▶ **REQUIRED TASK**
Write out the material exactly, leaving every picture behind.
** Start **
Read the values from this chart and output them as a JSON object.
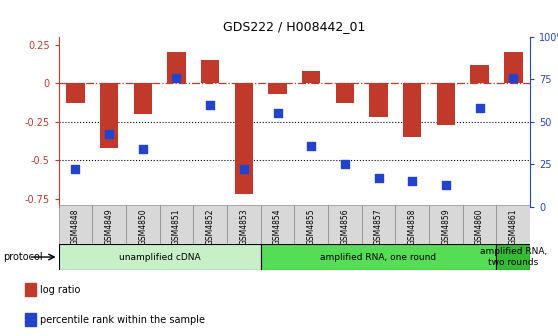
{
  "title": "GDS222 / H008442_01",
  "samples": [
    "GSM4848",
    "GSM4849",
    "GSM4850",
    "GSM4851",
    "GSM4852",
    "GSM4853",
    "GSM4854",
    "GSM4855",
    "GSM4856",
    "GSM4857",
    "GSM4858",
    "GSM4859",
    "GSM4860",
    "GSM4861"
  ],
  "log_ratio": [
    -0.13,
    -0.42,
    -0.2,
    0.2,
    0.15,
    -0.72,
    -0.07,
    0.08,
    -0.13,
    -0.22,
    -0.35,
    -0.27,
    0.12,
    0.2
  ],
  "percentile_rank": [
    22,
    43,
    34,
    76,
    60,
    22,
    55,
    36,
    25,
    17,
    15,
    13,
    58,
    76
  ],
  "bar_color": "#C0392B",
  "dot_color": "#2244CC",
  "ylim_left": [
    -0.8,
    0.3
  ],
  "ylim_right": [
    0,
    100
  ],
  "yticks_left": [
    -0.75,
    -0.5,
    -0.25,
    0.0,
    0.25
  ],
  "ytick_labels_left": [
    "-0.75",
    "-0.5",
    "-0.25",
    "0",
    "0.25"
  ],
  "yticks_right": [
    0,
    25,
    50,
    75,
    100
  ],
  "ytick_labels_right": [
    "0",
    "25",
    "50",
    "75",
    "100%"
  ],
  "hlines_dotted": [
    -0.5,
    -0.25
  ],
  "hline_dashdot": 0.0,
  "protocol_groups": [
    {
      "label": "unamplified cDNA",
      "start": 0,
      "end": 5,
      "color": "#c8f0c8"
    },
    {
      "label": "amplified RNA, one round",
      "start": 6,
      "end": 12,
      "color": "#55dd55"
    },
    {
      "label": "amplified RNA,\ntwo rounds",
      "start": 13,
      "end": 13,
      "color": "#33bb33"
    }
  ],
  "legend_items": [
    {
      "label": "log ratio",
      "color": "#C0392B"
    },
    {
      "label": "percentile rank within the sample",
      "color": "#2244CC"
    }
  ],
  "protocol_label": "protocol",
  "bar_width": 0.55,
  "dot_size": 28
}
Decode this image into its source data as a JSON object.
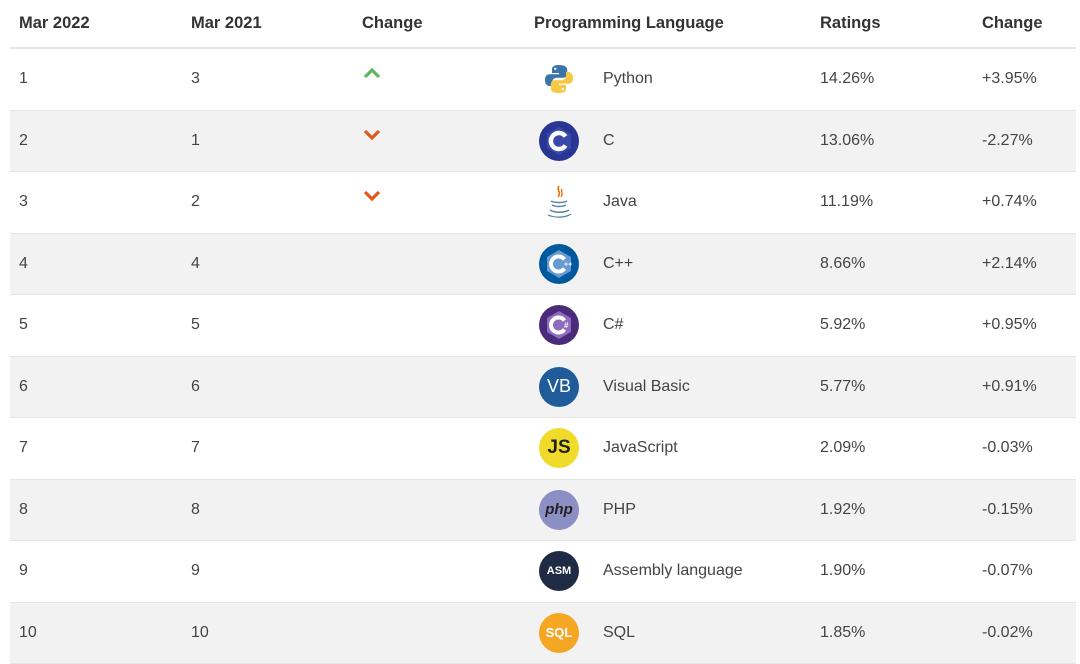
{
  "headers": {
    "mar2022": "Mar 2022",
    "mar2021": "Mar 2021",
    "change": "Change",
    "language": "Programming Language",
    "ratings": "Ratings",
    "change2": "Change"
  },
  "colors": {
    "up": "#5cb85c",
    "down": "#e05a1e",
    "alt_row": "#f2f2f2"
  },
  "rows": [
    {
      "rank2022": "1",
      "rank2021": "3",
      "trend": "up",
      "logo": "python-icon",
      "language": "Python",
      "rating": "14.26%",
      "change": "+3.95%"
    },
    {
      "rank2022": "2",
      "rank2021": "1",
      "trend": "down",
      "logo": "c-icon",
      "language": "C",
      "rating": "13.06%",
      "change": "-2.27%"
    },
    {
      "rank2022": "3",
      "rank2021": "2",
      "trend": "down",
      "logo": "java-icon",
      "language": "Java",
      "rating": "11.19%",
      "change": "+0.74%"
    },
    {
      "rank2022": "4",
      "rank2021": "4",
      "trend": "none",
      "logo": "cpp-icon",
      "language": "C++",
      "rating": "8.66%",
      "change": "+2.14%"
    },
    {
      "rank2022": "5",
      "rank2021": "5",
      "trend": "none",
      "logo": "csharp-icon",
      "language": "C#",
      "rating": "5.92%",
      "change": "+0.95%"
    },
    {
      "rank2022": "6",
      "rank2021": "6",
      "trend": "none",
      "logo": "visual-basic-icon",
      "language": "Visual Basic",
      "rating": "5.77%",
      "change": "+0.91%"
    },
    {
      "rank2022": "7",
      "rank2021": "7",
      "trend": "none",
      "logo": "javascript-icon",
      "language": "JavaScript",
      "rating": "2.09%",
      "change": "-0.03%"
    },
    {
      "rank2022": "8",
      "rank2021": "8",
      "trend": "none",
      "logo": "php-icon",
      "language": "PHP",
      "rating": "1.92%",
      "change": "-0.15%"
    },
    {
      "rank2022": "9",
      "rank2021": "9",
      "trend": "none",
      "logo": "assembly-icon",
      "language": "Assembly language",
      "rating": "1.90%",
      "change": "-0.07%"
    },
    {
      "rank2022": "10",
      "rank2021": "10",
      "trend": "none",
      "logo": "sql-icon",
      "language": "SQL",
      "rating": "1.85%",
      "change": "-0.02%"
    }
  ],
  "logo_text": {
    "vb": "VB",
    "js": "JS",
    "php": "php",
    "asm": "ASM",
    "sql": "SQL"
  }
}
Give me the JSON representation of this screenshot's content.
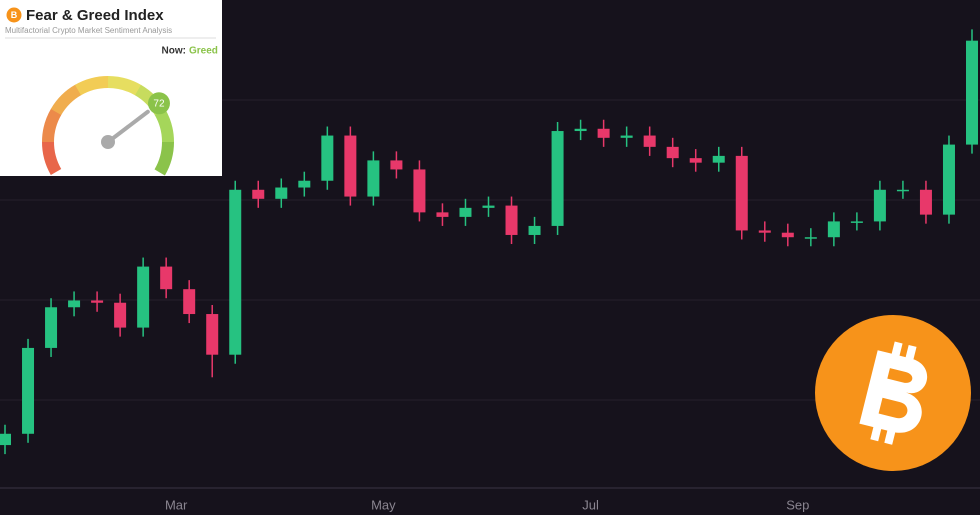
** End **
▶ **ANSWER TO THE TASK**
Read the values from this chart and output them as a JSON object.
{
  "title": "GDS222 / H008442_01",
  "samples": [
    "GSM4848",
    "GSM4849",
    "GSM4850",
    "GSM4851",
    "GSM4852",
    "GSM4853",
    "GSM4854",
    "GSM4855",
    "GSM4856",
    "GSM4857",
    "GSM4858",
    "GSM4859",
    "GSM4860",
    "GSM4861"
  ],
  "log_ratio": [
    -0.13,
    -0.42,
    -0.2,
    0.2,
    0.15,
    -0.72,
    -0.07,
    0.08,
    -0.13,
    -0.22,
    -0.35,
    -0.27,
    0.12,
    0.2
  ],
  "percentile_rank": [
    22,
    43,
    34,
    76,
    60,
    22,
    55,
    36,
    25,
    17,
    15,
    13,
    58,
    76
  ],
  "bar_color": "#C0392B",
  "dot_color": "#2244CC",
  "ylim_left": [
    -0.8,
    0.3
  ],
  "ylim_right": [
    0,
    100
  ],
  "yticks_left": [
    -0.75,
    -0.5,
    -0.25,
    0.0,
    0.25
  ],
  "ytick_labels_left": [
    "-0.75",
    "-0.5",
    "-0.25",
    "0",
    "0.25"
  ],
  "yticks_right": [
    0,
    25,
    50,
    75,
    100
  ],
  "ytick_labels_right": [
    "0",
    "25",
    "50",
    "75",
    "100%"
  ],
  "hlines_dotted": [
    -0.5,
    -0.25
  ],
  "hline_dashdot": 0.0,
  "protocol_groups": [
    {
      "label": "unamplified cDNA",
      "start": 0,
      "end": 5,
      "color": "#c8f0c8"
    },
    {
      "label": "amplified RNA, one round",
      "start": 6,
      "end": 12,
      "color": "#55dd55"
    },
    {
      "label": "amplified RNA,\ntwo rounds",
      "start": 13,
      "end": 13,
      "color": "#33bb33"
    }
  ],
  "legend_items": [
    {
      "label": "log ratio",
      "color": "#C0392B"
    },
    {
      "label": "percentile rank within the sample",
      "color": "#2244CC"
    }
  ],
  "protocol_label": "protocol",
  "bar_width": 0.55,
  "dot_size": 28
}
Decode this image into its source data as a JSON object.
{
  "headers": {
    "mar2022": "Mar 2022",
    "mar2021": "Mar 2021",
    "change": "Change",
    "language": "Programming Language",
    "ratings": "Ratings",
    "change2": "Change"
  },
  "colors": {
    "up": "#5cb85c",
    "down": "#e05a1e",
    "alt_row": "#f2f2f2"
  },
  "rows": [
    {
      "rank2022": "1",
      "rank2021": "3",
      "trend": "up",
      "logo": "python-icon",
      "language": "Python",
      "rating": "14.26%",
      "change": "+3.95%"
    },
    {
      "rank2022": "2",
      "rank2021": "1",
      "trend": "down",
      "logo": "c-icon",
      "language": "C",
      "rating": "13.06%",
      "change": "-2.27%"
    },
    {
      "rank2022": "3",
      "rank2021": "2",
      "trend": "down",
      "logo": "java-icon",
      "language": "Java",
      "rating": "11.19%",
      "change": "+0.74%"
    },
    {
      "rank2022": "4",
      "rank2021": "4",
      "trend": "none",
      "logo": "cpp-icon",
      "language": "C++",
      "rating": "8.66%",
      "change": "+2.14%"
    },
    {
      "rank2022": "5",
      "rank2021": "5",
      "trend": "none",
      "logo": "csharp-icon",
      "language": "C#",
      "rating": "5.92%",
      "change": "+0.95%"
    },
    {
      "rank2022": "6",
      "rank2021": "6",
      "trend": "none",
      "logo": "visual-basic-icon",
      "language": "Visual Basic",
      "rating": "5.77%",
      "change": "+0.91%"
    },
    {
      "rank2022": "7",
      "rank2021": "7",
      "trend": "none",
      "logo": "javascript-icon",
      "language": "JavaScript",
      "rating": "2.09%",
      "change": "-0.03%"
    },
    {
      "rank2022": "8",
      "rank2021": "8",
      "trend": "none",
      "logo": "php-icon",
      "language": "PHP",
      "rating": "1.92%",
      "change": "-0.15%"
    },
    {
      "rank2022": "9",
      "rank2021": "9",
      "trend": "none",
      "logo": "assembly-icon",
      "language": "Assembly language",
      "rating": "1.90%",
      "change": "-0.07%"
    },
    {
      "rank2022": "10",
      "rank2021": "10",
      "trend": "none",
      "logo": "sql-icon",
      "language": "SQL",
      "rating": "1.85%",
      "change": "-0.02%"
    }
  ],
  "logo_text": {
    "vb": "VB",
    "js": "JS",
    "php": "php",
    "asm": "ASM",
    "sql": "SQL"
  }
}
Give me the JSON representation of this screenshot's content.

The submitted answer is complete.